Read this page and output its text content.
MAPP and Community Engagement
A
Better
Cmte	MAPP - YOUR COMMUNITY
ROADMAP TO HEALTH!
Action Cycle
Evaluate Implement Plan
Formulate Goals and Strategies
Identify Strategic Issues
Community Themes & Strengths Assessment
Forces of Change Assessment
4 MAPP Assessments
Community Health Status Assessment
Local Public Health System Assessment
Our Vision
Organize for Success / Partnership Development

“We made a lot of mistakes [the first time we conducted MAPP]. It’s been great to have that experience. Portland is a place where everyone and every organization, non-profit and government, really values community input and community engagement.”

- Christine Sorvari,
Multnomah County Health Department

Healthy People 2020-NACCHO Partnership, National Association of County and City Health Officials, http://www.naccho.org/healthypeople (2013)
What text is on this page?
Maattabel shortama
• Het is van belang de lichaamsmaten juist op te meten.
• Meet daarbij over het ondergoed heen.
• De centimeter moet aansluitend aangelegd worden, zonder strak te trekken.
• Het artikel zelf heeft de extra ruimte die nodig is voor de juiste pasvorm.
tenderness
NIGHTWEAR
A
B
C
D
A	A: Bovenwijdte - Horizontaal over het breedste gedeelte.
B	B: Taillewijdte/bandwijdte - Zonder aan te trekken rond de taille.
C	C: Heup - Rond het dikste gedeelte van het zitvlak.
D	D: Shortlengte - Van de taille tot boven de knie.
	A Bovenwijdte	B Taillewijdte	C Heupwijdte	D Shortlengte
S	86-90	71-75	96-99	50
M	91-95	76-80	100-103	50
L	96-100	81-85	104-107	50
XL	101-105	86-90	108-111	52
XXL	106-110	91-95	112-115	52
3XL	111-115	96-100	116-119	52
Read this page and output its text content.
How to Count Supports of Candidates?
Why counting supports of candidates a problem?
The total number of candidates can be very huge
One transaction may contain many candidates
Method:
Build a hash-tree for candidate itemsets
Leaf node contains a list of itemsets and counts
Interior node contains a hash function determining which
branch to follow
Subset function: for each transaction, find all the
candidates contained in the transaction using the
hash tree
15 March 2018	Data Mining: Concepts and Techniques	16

# # # # #

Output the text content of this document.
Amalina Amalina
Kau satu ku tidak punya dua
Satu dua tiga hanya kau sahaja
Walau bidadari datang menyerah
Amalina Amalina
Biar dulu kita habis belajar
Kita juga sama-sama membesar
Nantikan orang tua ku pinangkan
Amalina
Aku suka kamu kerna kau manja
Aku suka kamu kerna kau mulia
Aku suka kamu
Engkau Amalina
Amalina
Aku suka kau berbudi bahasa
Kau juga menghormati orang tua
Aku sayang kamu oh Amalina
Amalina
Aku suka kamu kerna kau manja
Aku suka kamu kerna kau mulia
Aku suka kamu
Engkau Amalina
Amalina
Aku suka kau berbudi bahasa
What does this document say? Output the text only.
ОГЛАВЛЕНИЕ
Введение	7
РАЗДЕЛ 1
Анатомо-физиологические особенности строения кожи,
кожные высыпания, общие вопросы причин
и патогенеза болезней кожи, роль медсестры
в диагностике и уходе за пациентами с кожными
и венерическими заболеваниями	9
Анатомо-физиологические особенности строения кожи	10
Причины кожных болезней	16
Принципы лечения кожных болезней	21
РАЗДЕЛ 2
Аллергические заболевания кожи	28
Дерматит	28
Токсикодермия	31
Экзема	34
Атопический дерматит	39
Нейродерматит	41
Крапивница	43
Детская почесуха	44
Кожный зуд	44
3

# # # # #

Read through the entries and copy every line that includes "document".

▶ _Written solution_
Output the text content of this document.
What does this document say? Output the text only.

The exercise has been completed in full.